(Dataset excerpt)
════════════════
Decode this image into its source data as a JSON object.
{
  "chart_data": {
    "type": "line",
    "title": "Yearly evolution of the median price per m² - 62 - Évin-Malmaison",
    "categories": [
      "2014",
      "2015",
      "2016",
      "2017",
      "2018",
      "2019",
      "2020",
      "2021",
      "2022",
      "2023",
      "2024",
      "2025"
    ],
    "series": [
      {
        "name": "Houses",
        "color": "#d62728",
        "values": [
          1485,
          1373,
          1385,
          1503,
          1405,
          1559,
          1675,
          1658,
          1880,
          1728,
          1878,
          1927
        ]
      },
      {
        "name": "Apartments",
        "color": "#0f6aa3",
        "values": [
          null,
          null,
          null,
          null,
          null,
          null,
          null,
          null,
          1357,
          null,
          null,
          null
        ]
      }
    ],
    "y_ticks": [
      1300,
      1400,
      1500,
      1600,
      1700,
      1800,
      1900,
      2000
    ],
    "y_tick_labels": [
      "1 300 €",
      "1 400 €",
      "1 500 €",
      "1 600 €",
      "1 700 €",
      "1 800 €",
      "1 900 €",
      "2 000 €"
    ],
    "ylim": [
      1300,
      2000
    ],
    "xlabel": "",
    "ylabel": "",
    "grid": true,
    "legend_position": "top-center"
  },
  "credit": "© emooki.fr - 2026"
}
════════════════
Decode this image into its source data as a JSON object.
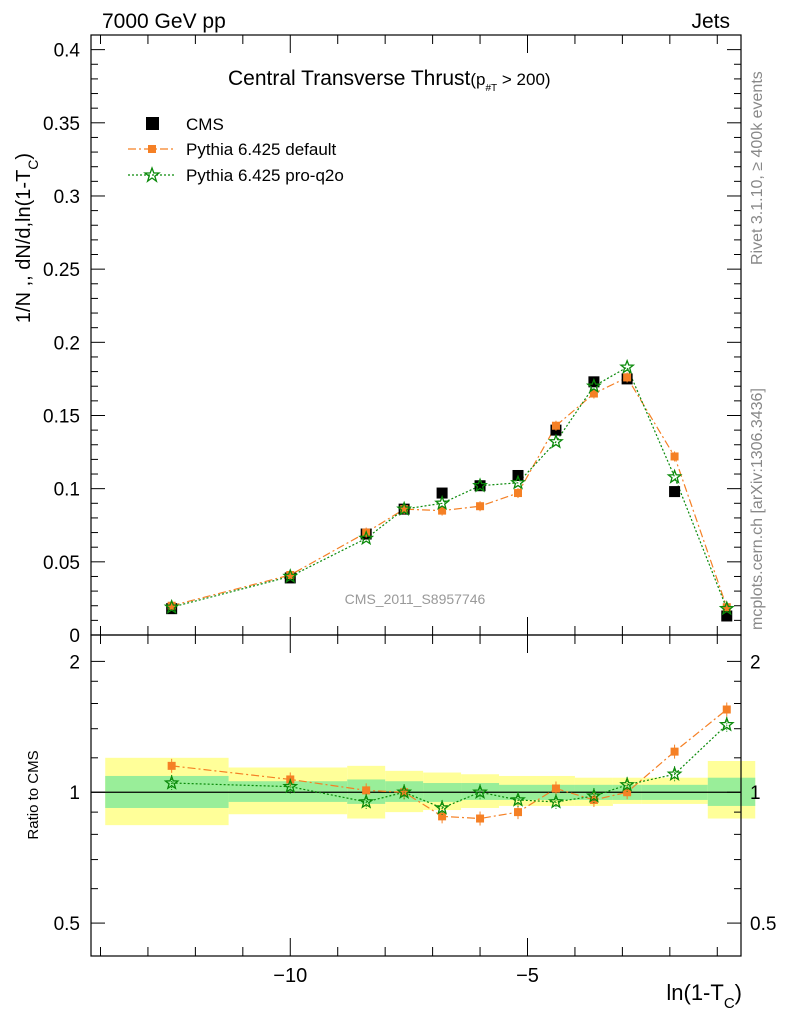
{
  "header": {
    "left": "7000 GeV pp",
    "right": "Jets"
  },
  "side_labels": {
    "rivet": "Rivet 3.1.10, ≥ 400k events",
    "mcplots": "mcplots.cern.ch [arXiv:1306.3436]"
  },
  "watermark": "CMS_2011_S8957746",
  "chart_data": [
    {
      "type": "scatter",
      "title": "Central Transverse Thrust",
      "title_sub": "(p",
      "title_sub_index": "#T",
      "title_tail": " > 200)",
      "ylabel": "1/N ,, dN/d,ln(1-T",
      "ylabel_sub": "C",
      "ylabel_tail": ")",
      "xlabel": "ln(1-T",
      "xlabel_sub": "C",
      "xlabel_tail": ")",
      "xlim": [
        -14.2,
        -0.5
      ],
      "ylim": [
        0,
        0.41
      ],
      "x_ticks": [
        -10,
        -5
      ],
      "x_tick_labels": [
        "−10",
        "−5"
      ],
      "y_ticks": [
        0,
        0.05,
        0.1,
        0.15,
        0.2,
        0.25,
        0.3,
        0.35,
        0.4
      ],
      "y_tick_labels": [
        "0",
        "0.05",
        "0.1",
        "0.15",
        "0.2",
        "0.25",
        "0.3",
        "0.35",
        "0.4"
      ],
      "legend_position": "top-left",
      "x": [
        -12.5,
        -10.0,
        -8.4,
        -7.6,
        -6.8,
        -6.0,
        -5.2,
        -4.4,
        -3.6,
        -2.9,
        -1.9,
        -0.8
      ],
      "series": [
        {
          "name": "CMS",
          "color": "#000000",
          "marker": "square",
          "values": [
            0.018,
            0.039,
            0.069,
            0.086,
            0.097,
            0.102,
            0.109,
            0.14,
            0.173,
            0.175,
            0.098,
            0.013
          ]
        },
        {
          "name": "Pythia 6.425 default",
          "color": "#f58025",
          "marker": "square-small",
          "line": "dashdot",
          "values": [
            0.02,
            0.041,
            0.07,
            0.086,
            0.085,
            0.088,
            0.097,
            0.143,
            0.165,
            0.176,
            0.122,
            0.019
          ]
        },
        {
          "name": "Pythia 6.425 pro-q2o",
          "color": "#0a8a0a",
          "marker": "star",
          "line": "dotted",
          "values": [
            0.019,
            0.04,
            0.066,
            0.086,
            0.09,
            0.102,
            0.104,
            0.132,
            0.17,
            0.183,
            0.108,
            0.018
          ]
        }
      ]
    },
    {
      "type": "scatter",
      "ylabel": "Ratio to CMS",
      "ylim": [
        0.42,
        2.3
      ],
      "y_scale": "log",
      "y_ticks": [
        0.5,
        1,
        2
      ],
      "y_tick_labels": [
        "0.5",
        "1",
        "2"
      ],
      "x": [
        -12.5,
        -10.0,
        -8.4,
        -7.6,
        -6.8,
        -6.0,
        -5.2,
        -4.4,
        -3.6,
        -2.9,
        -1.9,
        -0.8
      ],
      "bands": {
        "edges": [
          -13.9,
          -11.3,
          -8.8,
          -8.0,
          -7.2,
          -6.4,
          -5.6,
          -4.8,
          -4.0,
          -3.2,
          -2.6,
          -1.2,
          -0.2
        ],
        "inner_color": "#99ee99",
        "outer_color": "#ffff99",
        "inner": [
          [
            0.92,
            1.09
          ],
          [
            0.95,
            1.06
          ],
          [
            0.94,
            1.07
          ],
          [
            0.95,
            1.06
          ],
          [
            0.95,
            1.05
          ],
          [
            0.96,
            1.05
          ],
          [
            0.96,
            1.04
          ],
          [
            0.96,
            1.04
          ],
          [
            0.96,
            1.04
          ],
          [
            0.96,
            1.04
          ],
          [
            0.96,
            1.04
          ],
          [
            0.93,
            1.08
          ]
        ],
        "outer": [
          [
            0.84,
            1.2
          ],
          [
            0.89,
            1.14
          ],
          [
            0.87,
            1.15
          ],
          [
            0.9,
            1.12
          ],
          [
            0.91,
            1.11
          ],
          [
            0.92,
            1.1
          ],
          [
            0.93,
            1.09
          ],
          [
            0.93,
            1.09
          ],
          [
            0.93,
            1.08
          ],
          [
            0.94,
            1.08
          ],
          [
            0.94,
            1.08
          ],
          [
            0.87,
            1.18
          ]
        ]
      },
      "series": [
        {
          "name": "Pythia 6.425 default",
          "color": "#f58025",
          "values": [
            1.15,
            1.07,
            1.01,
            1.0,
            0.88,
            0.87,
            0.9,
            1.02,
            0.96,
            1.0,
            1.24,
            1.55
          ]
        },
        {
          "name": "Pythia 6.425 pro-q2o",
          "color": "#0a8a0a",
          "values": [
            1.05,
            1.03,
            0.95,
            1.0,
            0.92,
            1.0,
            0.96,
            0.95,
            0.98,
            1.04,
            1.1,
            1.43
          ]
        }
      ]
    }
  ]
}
════════════════
**Aim:** On how many lines does the word "left" appear? Answer with only the number.

**The answer:** 2